- [Your objective]
Bring together all lines of the material below that contain the string "image".

===== Given records =====

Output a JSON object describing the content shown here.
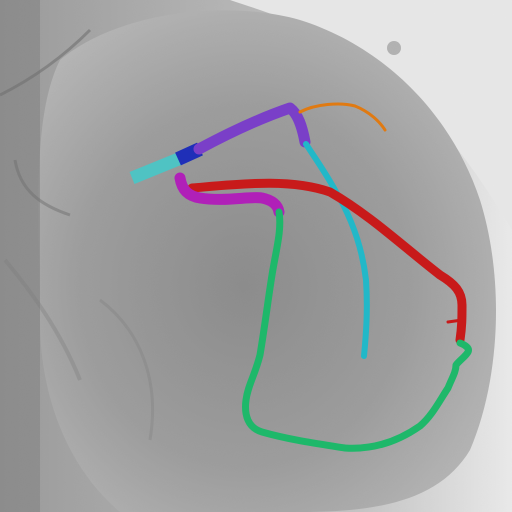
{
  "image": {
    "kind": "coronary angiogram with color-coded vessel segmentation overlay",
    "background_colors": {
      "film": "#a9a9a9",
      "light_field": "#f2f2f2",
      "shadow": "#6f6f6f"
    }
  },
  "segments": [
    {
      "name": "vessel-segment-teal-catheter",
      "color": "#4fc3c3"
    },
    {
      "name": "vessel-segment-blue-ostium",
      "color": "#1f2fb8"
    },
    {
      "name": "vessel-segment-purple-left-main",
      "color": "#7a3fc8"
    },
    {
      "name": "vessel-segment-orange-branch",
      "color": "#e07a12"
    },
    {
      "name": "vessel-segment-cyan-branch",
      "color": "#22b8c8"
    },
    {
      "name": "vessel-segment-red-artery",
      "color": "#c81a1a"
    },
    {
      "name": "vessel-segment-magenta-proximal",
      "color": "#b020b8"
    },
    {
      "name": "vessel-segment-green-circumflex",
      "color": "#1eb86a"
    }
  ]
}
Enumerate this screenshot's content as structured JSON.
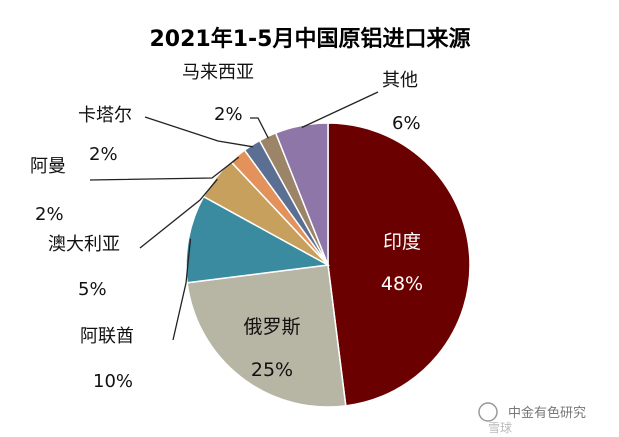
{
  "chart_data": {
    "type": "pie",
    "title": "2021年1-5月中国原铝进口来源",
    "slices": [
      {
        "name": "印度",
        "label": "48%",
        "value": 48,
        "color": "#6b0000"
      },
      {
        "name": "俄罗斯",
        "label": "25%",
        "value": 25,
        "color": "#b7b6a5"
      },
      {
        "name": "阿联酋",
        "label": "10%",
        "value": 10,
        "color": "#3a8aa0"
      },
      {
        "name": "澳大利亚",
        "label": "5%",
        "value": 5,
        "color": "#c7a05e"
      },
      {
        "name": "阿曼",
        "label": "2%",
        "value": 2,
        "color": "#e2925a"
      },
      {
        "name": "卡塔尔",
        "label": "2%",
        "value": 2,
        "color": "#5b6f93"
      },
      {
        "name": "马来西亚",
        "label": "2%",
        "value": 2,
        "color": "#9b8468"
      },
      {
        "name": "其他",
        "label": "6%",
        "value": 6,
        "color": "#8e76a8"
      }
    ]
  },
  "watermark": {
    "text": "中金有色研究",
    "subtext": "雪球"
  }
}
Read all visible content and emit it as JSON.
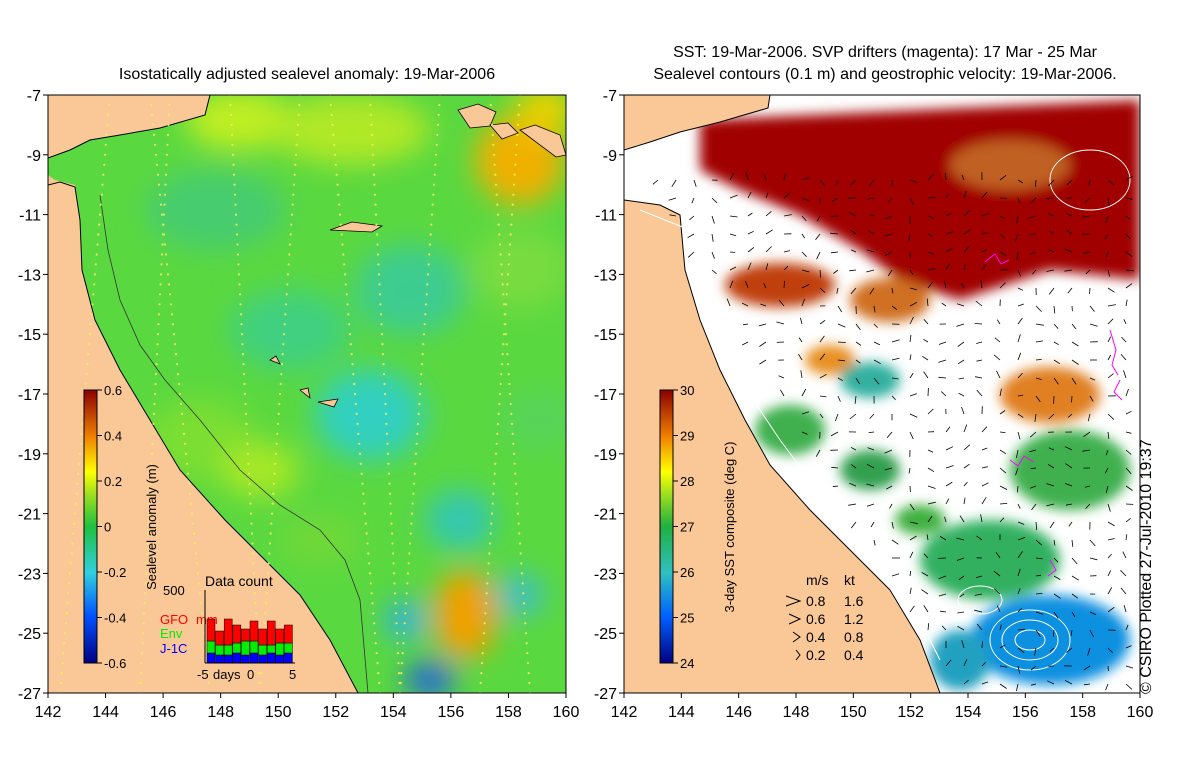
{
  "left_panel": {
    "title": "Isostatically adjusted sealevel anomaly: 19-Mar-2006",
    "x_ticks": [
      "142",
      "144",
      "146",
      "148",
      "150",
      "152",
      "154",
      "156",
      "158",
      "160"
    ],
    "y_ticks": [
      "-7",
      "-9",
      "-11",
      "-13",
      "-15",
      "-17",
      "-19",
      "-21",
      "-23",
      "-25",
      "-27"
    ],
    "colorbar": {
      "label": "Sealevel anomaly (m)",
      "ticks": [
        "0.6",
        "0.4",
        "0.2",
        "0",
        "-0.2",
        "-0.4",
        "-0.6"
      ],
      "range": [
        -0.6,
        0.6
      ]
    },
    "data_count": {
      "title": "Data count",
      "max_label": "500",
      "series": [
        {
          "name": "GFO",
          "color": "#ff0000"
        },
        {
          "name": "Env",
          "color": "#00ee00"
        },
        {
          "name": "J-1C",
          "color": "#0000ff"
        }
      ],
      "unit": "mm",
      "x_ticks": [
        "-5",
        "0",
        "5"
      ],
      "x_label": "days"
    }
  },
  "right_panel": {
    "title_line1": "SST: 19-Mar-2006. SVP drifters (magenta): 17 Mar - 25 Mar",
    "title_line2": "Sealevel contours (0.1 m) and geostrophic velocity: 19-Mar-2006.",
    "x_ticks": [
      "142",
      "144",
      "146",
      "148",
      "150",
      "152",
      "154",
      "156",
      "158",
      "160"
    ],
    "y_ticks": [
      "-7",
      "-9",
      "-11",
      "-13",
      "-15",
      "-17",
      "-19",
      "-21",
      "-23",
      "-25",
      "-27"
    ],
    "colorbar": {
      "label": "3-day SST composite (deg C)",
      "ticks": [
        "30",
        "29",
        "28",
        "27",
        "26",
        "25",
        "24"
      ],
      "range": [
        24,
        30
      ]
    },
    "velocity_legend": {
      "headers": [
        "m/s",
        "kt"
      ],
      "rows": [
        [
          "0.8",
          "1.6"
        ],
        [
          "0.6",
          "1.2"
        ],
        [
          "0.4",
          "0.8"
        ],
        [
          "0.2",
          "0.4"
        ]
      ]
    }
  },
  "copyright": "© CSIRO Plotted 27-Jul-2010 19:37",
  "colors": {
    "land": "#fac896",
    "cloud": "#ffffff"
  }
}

=====
===== Given records =====

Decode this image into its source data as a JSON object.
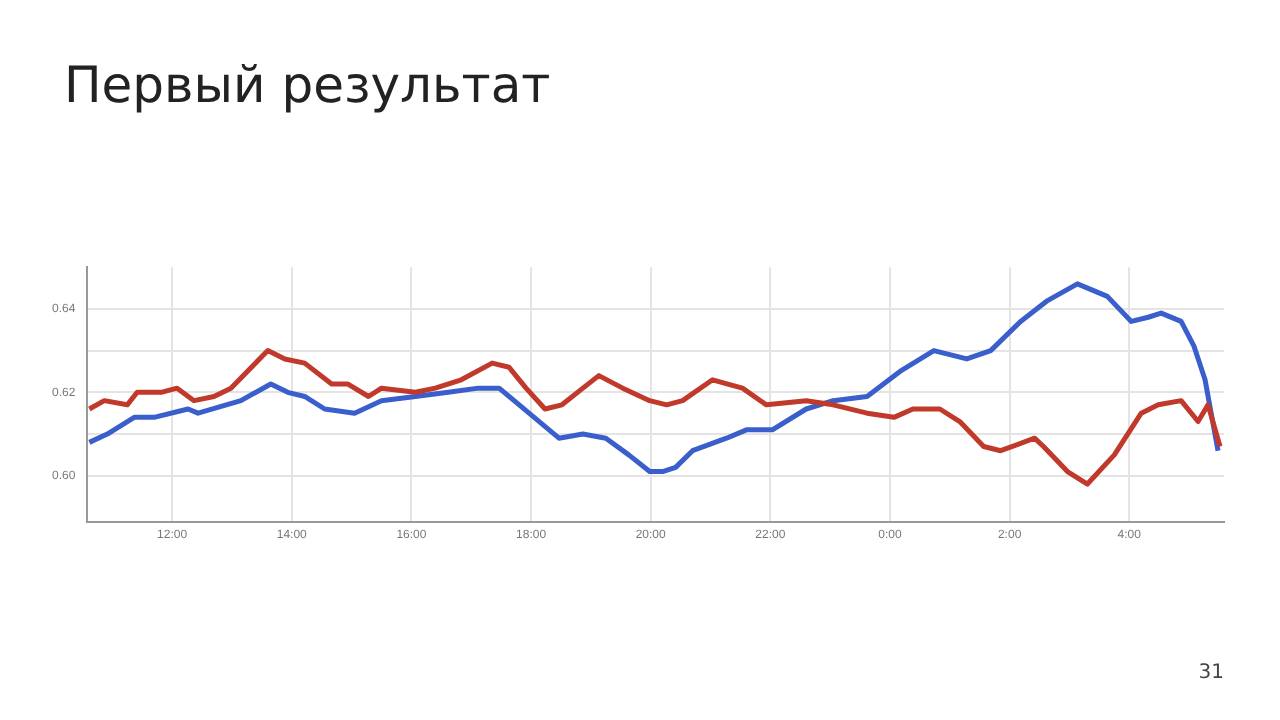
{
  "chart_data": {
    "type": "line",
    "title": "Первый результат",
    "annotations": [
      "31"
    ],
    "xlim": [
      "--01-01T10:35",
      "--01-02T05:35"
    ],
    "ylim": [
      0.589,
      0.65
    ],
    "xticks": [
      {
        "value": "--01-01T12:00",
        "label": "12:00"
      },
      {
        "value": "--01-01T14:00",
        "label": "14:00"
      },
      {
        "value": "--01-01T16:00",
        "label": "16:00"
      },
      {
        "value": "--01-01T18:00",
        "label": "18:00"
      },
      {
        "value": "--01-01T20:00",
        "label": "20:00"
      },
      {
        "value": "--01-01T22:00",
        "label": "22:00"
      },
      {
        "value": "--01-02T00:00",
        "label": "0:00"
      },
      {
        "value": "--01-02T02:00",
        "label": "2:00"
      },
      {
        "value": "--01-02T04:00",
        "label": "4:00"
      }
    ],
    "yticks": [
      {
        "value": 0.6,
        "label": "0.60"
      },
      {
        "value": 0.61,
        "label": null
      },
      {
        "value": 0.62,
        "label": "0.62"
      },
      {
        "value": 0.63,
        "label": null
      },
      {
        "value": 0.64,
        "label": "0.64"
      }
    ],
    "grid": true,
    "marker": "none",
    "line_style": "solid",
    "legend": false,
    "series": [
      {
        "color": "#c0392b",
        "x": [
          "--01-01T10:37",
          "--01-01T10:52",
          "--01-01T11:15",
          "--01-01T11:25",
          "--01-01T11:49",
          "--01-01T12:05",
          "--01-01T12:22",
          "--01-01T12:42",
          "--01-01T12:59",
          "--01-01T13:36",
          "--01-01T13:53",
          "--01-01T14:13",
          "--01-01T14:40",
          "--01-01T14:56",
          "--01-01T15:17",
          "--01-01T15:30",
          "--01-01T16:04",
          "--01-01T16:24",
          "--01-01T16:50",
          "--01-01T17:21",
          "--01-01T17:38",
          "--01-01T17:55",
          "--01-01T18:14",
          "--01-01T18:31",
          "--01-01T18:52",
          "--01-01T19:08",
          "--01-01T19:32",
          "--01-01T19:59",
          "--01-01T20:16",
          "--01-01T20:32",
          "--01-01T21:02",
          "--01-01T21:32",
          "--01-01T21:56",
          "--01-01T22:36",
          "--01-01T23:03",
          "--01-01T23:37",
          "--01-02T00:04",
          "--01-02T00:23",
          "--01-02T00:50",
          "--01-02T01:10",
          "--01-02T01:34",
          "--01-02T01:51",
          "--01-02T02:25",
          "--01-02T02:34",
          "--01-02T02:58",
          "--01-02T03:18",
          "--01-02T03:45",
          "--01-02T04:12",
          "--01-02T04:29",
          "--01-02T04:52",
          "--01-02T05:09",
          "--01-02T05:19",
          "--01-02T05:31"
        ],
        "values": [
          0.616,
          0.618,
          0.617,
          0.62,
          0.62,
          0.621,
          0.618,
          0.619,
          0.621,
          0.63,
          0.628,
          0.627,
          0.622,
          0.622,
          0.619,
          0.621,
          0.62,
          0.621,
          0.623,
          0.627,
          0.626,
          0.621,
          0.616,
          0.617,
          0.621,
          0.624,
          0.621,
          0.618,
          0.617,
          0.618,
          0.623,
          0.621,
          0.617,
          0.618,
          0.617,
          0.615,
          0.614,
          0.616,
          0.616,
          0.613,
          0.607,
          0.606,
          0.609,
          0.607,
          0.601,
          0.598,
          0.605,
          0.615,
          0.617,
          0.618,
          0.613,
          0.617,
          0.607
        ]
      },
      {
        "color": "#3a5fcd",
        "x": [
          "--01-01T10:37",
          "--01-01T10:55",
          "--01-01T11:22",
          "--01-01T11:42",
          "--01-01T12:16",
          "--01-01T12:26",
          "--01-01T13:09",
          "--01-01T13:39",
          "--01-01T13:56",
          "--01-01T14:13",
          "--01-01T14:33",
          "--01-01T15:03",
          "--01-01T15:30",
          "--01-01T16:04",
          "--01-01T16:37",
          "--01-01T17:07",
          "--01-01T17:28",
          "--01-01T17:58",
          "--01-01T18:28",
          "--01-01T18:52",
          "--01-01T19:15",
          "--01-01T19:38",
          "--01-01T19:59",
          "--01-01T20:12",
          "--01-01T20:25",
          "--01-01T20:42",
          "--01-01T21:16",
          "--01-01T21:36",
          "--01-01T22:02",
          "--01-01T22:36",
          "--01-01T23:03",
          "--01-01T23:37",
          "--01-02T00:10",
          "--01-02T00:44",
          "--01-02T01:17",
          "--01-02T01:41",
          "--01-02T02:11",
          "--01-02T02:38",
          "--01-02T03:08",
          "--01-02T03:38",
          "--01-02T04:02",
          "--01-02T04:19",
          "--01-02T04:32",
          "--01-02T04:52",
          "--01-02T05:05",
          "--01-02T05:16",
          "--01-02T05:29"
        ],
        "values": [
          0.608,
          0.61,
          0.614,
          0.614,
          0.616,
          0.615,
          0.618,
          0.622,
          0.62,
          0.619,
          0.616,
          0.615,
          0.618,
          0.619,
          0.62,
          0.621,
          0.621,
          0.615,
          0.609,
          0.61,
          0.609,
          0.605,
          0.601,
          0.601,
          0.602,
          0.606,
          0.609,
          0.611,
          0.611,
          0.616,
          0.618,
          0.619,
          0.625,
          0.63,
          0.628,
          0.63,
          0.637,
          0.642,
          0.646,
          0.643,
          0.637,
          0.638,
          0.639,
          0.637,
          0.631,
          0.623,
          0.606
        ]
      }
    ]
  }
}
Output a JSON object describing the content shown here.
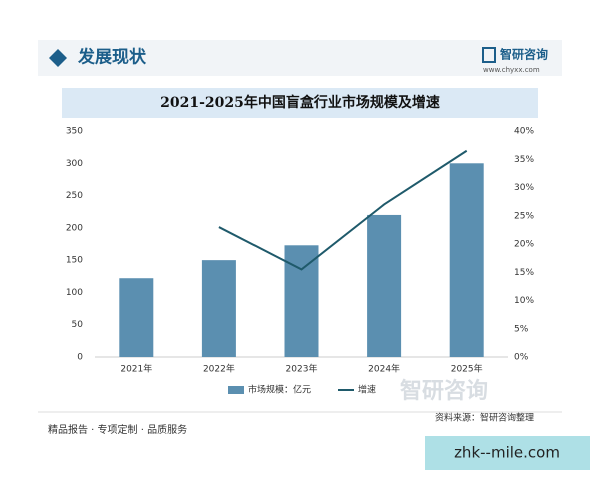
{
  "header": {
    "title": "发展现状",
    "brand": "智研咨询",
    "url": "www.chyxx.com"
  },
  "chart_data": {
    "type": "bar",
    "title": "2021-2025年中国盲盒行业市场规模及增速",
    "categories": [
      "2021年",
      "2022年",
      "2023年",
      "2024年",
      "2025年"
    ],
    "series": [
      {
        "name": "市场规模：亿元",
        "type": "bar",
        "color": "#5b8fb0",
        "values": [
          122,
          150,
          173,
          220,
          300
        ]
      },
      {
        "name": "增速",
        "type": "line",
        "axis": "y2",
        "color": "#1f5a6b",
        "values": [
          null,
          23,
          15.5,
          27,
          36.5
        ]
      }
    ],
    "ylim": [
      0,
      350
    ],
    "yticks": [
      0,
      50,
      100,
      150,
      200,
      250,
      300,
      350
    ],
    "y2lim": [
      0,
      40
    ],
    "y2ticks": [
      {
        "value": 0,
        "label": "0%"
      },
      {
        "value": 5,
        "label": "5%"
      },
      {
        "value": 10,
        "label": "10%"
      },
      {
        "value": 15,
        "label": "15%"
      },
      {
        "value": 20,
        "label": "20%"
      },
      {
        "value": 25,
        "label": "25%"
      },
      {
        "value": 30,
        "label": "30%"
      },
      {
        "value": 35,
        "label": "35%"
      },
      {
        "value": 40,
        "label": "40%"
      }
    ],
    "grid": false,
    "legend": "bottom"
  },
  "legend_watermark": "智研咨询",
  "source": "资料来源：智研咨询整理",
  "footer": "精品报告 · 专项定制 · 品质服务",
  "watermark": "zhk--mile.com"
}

=====

- [Response below]
  "image": {
Decode this image into its source data as a JSON object.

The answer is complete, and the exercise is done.